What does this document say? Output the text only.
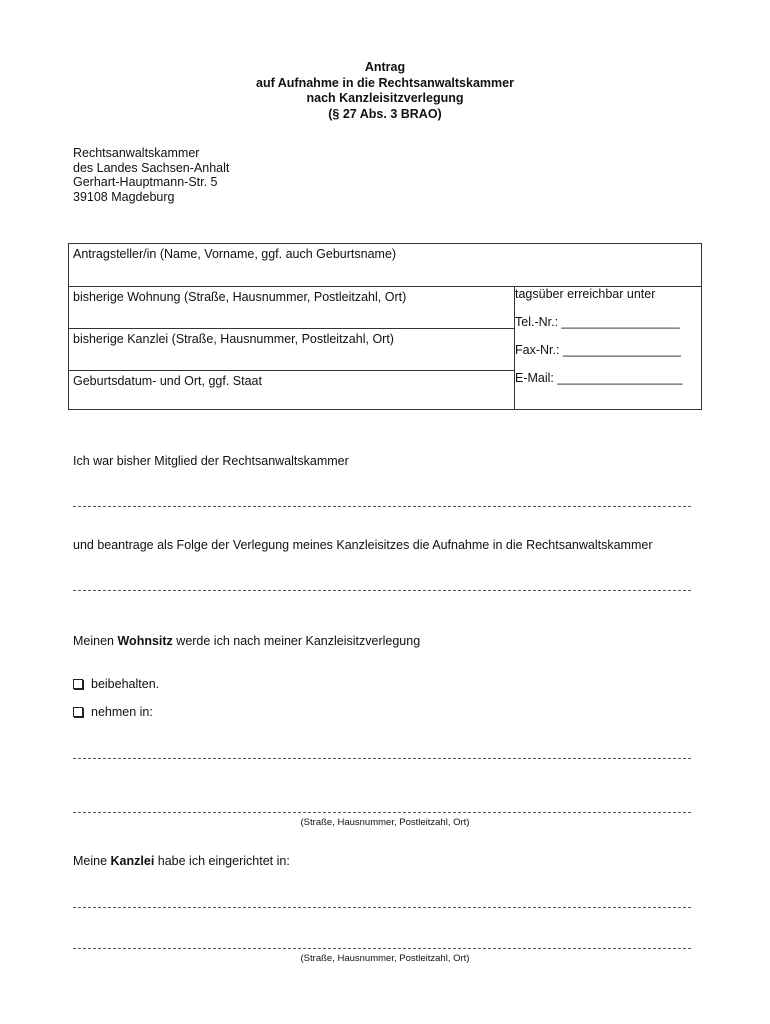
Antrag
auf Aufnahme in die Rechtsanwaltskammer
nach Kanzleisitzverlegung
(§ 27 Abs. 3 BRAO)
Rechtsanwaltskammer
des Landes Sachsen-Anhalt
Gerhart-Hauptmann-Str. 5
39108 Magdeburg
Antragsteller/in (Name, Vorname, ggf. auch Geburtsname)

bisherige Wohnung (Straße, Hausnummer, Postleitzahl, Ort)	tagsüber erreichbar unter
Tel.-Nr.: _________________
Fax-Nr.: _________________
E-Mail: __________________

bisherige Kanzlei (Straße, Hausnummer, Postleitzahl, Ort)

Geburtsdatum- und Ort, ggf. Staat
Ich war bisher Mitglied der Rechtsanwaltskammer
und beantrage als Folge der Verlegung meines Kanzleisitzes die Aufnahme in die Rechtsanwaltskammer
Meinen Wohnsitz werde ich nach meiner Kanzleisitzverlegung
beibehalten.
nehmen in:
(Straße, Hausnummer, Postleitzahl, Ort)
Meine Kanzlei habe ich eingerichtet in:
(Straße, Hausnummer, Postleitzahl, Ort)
-----
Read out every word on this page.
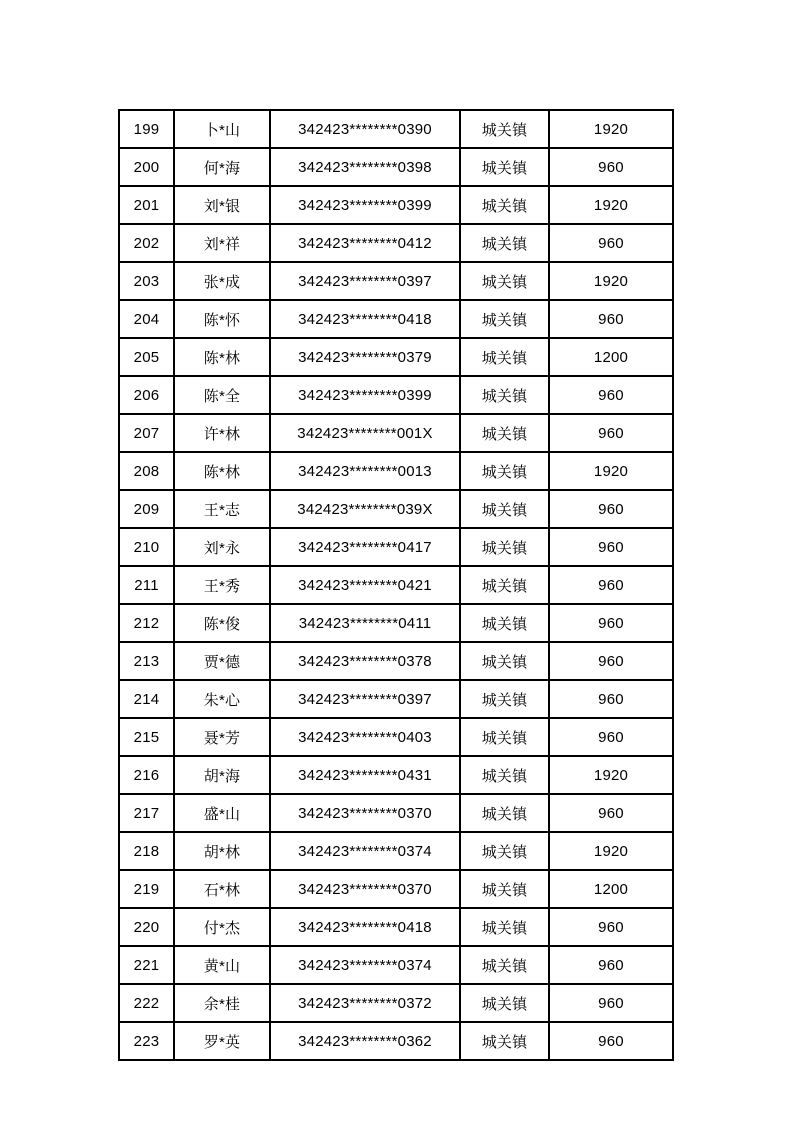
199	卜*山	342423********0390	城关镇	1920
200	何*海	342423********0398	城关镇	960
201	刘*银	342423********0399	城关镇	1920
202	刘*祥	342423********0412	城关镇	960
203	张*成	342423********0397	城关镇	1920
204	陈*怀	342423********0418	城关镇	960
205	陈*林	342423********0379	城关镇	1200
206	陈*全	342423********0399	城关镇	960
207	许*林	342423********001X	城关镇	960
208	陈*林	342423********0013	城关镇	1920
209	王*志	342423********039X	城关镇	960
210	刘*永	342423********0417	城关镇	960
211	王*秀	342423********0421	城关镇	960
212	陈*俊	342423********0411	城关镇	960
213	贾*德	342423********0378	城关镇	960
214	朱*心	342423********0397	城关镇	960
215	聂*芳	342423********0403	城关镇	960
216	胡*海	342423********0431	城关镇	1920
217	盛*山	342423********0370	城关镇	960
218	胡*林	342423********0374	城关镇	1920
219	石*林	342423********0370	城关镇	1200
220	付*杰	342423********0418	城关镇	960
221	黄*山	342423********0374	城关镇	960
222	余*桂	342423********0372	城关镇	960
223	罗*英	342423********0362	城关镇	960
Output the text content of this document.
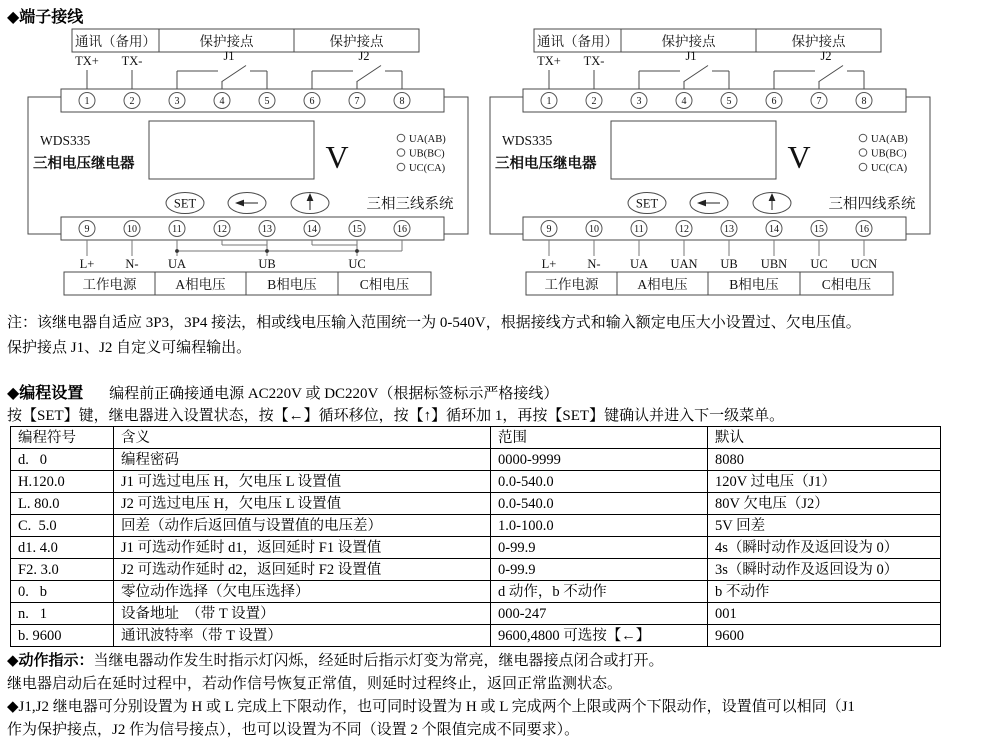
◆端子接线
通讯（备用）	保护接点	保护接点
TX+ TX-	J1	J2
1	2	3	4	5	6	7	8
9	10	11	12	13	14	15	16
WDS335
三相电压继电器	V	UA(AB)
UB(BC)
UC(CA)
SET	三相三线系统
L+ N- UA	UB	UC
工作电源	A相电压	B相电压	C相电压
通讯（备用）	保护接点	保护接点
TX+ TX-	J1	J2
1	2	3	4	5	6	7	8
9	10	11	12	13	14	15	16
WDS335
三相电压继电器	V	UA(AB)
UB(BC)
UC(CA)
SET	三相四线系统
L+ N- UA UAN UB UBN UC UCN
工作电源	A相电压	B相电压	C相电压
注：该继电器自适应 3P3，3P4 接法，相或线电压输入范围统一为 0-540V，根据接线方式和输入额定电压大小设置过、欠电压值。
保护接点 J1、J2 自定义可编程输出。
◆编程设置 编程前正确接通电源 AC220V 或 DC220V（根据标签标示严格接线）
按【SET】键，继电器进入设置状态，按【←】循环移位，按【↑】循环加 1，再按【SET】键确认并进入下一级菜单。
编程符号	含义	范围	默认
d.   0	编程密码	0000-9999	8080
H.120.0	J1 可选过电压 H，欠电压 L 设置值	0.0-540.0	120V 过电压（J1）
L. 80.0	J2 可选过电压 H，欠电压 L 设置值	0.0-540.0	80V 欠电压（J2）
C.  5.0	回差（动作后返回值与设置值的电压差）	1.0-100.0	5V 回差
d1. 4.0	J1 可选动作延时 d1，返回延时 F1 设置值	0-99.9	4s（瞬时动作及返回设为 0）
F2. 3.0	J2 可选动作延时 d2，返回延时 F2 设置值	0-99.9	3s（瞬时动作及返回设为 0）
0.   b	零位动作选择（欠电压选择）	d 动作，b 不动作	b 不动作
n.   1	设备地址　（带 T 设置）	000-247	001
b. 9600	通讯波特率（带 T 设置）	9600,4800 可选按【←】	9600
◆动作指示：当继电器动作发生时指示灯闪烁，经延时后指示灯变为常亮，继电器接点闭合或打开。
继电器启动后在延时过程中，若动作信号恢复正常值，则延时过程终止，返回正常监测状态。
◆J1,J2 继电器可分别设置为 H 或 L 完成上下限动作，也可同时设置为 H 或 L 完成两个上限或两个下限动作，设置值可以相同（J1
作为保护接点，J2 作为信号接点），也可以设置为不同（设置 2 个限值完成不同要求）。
-----
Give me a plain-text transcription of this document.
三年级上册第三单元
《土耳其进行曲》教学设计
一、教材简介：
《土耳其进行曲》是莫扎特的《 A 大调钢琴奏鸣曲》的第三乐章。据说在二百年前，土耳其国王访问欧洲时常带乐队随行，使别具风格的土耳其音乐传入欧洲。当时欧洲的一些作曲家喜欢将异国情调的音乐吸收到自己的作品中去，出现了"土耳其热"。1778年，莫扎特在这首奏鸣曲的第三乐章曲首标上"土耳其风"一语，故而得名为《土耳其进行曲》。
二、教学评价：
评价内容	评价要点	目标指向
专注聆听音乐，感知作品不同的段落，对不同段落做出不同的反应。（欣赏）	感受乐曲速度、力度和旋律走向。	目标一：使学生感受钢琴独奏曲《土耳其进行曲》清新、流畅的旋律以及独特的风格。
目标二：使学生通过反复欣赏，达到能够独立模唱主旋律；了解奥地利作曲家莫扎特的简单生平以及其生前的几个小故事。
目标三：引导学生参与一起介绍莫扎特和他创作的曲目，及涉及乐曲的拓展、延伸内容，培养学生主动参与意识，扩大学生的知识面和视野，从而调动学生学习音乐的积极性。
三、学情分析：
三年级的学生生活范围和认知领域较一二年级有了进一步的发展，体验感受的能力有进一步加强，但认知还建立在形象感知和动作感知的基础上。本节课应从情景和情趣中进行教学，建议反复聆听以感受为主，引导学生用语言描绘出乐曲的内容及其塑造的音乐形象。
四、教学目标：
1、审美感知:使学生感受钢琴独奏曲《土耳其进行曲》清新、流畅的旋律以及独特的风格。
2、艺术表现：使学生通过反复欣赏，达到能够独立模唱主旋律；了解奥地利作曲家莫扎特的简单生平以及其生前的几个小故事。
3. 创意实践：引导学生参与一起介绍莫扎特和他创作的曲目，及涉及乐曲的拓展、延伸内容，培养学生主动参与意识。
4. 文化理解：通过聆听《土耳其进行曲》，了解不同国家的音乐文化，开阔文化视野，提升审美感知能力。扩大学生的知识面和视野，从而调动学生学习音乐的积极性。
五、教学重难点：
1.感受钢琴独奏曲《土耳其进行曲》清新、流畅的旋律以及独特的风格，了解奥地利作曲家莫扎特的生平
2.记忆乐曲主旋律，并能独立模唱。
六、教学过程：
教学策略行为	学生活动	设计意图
-----
EXERCISE AIM:
Your answer should be one number: how many lines of the listing include the word "及涉及乐曲的拓展".

WRITTEN REPLY:
2